* [EXCERPTED RECORDS]:
▼

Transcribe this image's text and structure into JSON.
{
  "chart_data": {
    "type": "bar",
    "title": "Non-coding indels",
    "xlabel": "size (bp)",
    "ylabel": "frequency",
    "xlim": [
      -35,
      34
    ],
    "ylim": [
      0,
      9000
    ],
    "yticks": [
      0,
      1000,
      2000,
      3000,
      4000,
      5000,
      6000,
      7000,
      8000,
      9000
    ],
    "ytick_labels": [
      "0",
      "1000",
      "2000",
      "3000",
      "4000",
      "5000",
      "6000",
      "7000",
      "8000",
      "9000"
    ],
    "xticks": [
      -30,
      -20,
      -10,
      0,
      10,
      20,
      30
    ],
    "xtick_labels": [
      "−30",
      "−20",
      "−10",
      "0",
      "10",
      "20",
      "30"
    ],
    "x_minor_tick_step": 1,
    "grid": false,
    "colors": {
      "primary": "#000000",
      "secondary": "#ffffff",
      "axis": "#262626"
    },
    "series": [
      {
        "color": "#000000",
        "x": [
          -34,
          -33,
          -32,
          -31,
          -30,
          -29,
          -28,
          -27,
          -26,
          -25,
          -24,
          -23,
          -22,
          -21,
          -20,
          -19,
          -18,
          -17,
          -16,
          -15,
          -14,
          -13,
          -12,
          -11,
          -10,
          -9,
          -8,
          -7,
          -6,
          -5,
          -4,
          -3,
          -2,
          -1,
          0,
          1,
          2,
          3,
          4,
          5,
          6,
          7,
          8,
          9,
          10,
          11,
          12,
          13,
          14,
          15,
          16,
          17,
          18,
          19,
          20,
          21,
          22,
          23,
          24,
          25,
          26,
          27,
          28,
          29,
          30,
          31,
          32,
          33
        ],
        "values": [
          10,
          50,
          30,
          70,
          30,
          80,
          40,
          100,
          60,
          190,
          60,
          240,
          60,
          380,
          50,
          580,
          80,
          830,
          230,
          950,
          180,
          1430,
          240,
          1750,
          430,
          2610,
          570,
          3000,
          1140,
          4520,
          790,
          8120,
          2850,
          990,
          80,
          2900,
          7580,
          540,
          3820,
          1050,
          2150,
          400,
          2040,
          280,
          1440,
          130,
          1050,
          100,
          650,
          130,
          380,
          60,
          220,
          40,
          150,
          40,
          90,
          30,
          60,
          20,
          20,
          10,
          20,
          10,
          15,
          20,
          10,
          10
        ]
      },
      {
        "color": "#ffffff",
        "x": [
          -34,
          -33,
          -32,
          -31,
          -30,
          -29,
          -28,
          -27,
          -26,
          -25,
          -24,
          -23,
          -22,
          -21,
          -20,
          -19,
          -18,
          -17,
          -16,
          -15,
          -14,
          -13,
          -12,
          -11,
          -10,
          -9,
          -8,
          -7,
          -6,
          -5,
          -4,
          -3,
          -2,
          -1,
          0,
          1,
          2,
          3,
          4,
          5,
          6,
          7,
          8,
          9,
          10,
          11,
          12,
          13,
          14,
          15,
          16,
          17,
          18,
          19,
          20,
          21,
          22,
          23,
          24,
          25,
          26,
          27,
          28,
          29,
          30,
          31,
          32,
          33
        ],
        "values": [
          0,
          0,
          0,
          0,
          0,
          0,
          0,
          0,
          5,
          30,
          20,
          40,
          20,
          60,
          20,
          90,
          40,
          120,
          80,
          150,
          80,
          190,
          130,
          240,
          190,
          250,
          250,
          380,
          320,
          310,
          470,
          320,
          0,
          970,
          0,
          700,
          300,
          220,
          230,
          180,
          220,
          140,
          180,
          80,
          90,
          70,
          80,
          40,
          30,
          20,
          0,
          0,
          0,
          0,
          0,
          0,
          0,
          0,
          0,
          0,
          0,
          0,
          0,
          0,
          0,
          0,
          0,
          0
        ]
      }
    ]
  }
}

▲

Every entry should be printed again exactly as it stands.

* [EXPECTED OUTPUT]:
Transcribe this image's text and structure into JSON.
{
  "chart_data": {
    "type": "bar",
    "title": "Non-coding indels",
    "xlabel": "size (bp)",
    "ylabel": "frequency",
    "xlim": [
      -35,
      34
    ],
    "ylim": [
      0,
      9000
    ],
    "yticks": [
      0,
      1000,
      2000,
      3000,
      4000,
      5000,
      6000,
      7000,
      8000,
      9000
    ],
    "ytick_labels": [
      "0",
      "1000",
      "2000",
      "3000",
      "4000",
      "5000",
      "6000",
      "7000",
      "8000",
      "9000"
    ],
    "xticks": [
      -30,
      -20,
      -10,
      0,
      10,
      20,
      30
    ],
    "xtick_labels": [
      "−30",
      "−20",
      "−10",
      "0",
      "10",
      "20",
      "30"
    ],
    "x_minor_tick_step": 1,
    "grid": false,
    "colors": {
      "primary": "#000000",
      "secondary": "#ffffff",
      "axis": "#262626"
    },
    "series": [
      {
        "color": "#000000",
        "x": [
          -34,
          -33,
          -32,
          -31,
          -30,
          -29,
          -28,
          -27,
          -26,
          -25,
          -24,
          -23,
          -22,
          -21,
          -20,
          -19,
          -18,
          -17,
          -16,
          -15,
          -14,
          -13,
          -12,
          -11,
          -10,
          -9,
          -8,
          -7,
          -6,
          -5,
          -4,
          -3,
          -2,
          -1,
          0,
          1,
          2,
          3,
          4,
          5,
          6,
          7,
          8,
          9,
          10,
          11,
          12,
          13,
          14,
          15,
          16,
          17,
          18,
          19,
          20,
          21,
          22,
          23,
          24,
          25,
          26,
          27,
          28,
          29,
          30,
          31,
          32,
          33
        ],
        "values": [
          10,
          50,
          30,
          70,
          30,
          80,
          40,
          100,
          60,
          190,
          60,
          240,
          60,
          380,
          50,
          580,
          80,
          830,
          230,
          950,
          180,
          1430,
          240,
          1750,
          430,
          2610,
          570,
          3000,
          1140,
          4520,
          790,
          8120,
          2850,
          990,
          80,
          2900,
          7580,
          540,
          3820,
          1050,
          2150,
          400,
          2040,
          280,
          1440,
          130,
          1050,
          100,
          650,
          130,
          380,
          60,
          220,
          40,
          150,
          40,
          90,
          30,
          60,
          20,
          20,
          10,
          20,
          10,
          15,
          20,
          10,
          10
        ]
      },
      {
        "color": "#ffffff",
        "x": [
          -34,
          -33,
          -32,
          -31,
          -30,
          -29,
          -28,
          -27,
          -26,
          -25,
          -24,
          -23,
          -22,
          -21,
          -20,
          -19,
          -18,
          -17,
          -16,
          -15,
          -14,
          -13,
          -12,
          -11,
          -10,
          -9,
          -8,
          -7,
          -6,
          -5,
          -4,
          -3,
          -2,
          -1,
          0,
          1,
          2,
          3,
          4,
          5,
          6,
          7,
          8,
          9,
          10,
          11,
          12,
          13,
          14,
          15,
          16,
          17,
          18,
          19,
          20,
          21,
          22,
          23,
          24,
          25,
          26,
          27,
          28,
          29,
          30,
          31,
          32,
          33
        ],
        "values": [
          0,
          0,
          0,
          0,
          0,
          0,
          0,
          0,
          5,
          30,
          20,
          40,
          20,
          60,
          20,
          90,
          40,
          120,
          80,
          150,
          80,
          190,
          130,
          240,
          190,
          250,
          250,
          380,
          320,
          310,
          470,
          320,
          0,
          970,
          0,
          700,
          300,
          220,
          230,
          180,
          220,
          140,
          180,
          80,
          90,
          70,
          80,
          40,
          30,
          20,
          0,
          0,
          0,
          0,
          0,
          0,
          0,
          0,
          0,
          0,
          0,
          0,
          0,
          0,
          0,
          0,
          0,
          0
        ]
      }
    ]
  }
}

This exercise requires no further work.